_STATED GOAL_. Search the material below for the word "cforest" and copy every line in which it occurs.

_ENTRIES SHOWN_.
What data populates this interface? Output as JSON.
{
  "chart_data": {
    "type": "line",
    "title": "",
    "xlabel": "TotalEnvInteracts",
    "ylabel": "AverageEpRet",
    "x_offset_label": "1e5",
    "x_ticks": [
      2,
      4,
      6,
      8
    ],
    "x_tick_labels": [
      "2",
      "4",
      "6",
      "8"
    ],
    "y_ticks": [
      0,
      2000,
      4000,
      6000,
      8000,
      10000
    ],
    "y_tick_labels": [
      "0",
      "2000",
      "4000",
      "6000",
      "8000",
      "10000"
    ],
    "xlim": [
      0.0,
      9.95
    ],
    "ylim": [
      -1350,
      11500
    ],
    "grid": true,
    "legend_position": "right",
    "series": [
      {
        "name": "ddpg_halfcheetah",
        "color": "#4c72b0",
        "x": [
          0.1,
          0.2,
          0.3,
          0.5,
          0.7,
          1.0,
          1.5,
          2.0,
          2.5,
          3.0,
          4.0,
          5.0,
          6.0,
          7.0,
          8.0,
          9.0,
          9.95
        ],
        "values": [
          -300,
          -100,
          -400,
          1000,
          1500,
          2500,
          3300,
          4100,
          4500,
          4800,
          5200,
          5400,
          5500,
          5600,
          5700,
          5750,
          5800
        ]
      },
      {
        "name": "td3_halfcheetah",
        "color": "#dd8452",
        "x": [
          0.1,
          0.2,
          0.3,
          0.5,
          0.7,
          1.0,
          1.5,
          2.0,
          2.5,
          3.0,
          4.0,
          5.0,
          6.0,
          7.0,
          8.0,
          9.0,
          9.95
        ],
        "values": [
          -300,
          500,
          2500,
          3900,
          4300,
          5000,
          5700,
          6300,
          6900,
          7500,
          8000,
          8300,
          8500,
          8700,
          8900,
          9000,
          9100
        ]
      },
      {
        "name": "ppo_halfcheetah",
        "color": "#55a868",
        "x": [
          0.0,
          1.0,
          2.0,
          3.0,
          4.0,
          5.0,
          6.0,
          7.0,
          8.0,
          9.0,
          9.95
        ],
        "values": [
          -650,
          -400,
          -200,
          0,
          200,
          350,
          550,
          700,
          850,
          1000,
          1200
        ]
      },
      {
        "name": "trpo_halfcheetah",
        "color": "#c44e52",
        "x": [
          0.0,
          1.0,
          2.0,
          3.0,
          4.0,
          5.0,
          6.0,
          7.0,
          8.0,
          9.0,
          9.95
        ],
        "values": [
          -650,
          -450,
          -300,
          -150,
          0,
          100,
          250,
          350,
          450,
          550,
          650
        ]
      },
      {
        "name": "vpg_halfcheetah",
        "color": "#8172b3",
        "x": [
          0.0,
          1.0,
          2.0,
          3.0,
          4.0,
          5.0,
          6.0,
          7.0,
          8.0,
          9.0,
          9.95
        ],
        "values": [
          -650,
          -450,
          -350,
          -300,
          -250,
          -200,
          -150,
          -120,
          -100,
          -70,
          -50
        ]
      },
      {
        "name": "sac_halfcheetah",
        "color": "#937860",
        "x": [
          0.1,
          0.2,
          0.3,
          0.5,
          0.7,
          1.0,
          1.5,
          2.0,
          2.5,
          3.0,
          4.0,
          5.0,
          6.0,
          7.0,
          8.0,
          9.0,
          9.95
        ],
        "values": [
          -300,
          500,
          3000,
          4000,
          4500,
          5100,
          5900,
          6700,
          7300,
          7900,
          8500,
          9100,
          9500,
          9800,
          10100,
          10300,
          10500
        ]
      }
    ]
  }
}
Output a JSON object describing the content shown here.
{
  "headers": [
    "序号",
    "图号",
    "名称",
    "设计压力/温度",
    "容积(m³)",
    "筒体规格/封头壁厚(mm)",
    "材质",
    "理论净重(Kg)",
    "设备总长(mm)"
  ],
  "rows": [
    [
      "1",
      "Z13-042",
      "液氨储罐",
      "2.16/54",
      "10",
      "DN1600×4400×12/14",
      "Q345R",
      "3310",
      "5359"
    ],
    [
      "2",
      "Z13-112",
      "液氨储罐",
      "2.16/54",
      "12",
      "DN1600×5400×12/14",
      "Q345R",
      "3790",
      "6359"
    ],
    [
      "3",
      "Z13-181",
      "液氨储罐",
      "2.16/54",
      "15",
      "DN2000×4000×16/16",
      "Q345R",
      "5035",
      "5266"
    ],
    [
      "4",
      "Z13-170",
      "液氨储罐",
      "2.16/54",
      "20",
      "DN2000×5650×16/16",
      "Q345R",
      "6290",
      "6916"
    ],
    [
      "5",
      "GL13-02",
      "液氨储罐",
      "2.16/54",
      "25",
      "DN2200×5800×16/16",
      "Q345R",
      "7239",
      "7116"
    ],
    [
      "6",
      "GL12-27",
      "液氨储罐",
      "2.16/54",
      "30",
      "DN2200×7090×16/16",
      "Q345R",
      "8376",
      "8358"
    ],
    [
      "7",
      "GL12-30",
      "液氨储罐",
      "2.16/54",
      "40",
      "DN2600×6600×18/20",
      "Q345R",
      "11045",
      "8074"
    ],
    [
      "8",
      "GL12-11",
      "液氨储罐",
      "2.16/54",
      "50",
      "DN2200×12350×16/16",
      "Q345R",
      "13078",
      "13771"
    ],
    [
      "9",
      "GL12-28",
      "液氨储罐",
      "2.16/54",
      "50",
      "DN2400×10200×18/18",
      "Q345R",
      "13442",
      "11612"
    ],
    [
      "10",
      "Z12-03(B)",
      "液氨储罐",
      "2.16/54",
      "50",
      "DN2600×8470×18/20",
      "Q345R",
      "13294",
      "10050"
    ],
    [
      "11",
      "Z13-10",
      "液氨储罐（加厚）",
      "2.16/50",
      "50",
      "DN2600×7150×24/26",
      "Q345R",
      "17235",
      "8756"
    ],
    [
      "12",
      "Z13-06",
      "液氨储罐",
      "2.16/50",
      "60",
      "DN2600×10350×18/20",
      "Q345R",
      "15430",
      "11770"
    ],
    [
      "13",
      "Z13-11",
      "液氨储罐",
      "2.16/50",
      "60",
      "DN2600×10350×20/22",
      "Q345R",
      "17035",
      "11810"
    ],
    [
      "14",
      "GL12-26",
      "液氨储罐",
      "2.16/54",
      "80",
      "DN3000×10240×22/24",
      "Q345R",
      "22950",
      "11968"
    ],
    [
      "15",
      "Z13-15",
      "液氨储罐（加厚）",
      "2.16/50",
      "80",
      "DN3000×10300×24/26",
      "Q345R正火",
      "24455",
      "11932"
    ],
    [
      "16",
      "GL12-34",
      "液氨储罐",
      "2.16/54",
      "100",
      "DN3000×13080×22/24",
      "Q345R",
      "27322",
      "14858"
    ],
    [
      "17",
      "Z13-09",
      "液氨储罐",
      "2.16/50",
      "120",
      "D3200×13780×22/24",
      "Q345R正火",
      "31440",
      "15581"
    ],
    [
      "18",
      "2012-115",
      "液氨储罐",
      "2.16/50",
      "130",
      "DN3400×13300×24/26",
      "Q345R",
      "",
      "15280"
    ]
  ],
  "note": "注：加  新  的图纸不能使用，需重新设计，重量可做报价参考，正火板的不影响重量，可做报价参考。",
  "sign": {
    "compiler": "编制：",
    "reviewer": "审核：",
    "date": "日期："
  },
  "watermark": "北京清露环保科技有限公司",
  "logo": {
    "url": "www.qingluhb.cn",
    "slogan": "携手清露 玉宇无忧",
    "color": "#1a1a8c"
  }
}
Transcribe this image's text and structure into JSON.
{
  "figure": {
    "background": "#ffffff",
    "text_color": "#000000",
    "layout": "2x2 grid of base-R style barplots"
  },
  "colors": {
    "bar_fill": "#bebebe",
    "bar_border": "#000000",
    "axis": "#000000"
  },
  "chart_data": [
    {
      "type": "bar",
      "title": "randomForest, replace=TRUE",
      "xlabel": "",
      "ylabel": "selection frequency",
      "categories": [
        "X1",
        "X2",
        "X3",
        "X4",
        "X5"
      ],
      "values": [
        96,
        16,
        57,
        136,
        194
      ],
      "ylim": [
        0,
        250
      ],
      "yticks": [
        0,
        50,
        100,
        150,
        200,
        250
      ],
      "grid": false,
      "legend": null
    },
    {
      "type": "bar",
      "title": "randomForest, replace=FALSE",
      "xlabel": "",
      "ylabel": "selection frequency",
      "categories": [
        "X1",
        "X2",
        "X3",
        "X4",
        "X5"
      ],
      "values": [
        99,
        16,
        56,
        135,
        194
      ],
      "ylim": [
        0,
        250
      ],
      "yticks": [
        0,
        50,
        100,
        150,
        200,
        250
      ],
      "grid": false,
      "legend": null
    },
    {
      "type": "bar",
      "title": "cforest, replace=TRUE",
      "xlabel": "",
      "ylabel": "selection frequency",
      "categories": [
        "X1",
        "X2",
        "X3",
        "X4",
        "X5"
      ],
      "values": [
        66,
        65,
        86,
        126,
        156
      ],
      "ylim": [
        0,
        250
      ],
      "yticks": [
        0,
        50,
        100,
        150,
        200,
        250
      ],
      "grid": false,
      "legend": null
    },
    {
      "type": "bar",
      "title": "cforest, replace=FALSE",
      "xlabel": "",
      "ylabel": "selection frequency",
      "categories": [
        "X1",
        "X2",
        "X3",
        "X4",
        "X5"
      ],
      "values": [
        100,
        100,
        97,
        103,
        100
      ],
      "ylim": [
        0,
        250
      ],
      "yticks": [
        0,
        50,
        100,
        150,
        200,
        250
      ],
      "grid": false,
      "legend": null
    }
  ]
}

_RESULT_.
      "title": "cforest, replace=TRUE",
      "title": "cforest, replace=FALSE",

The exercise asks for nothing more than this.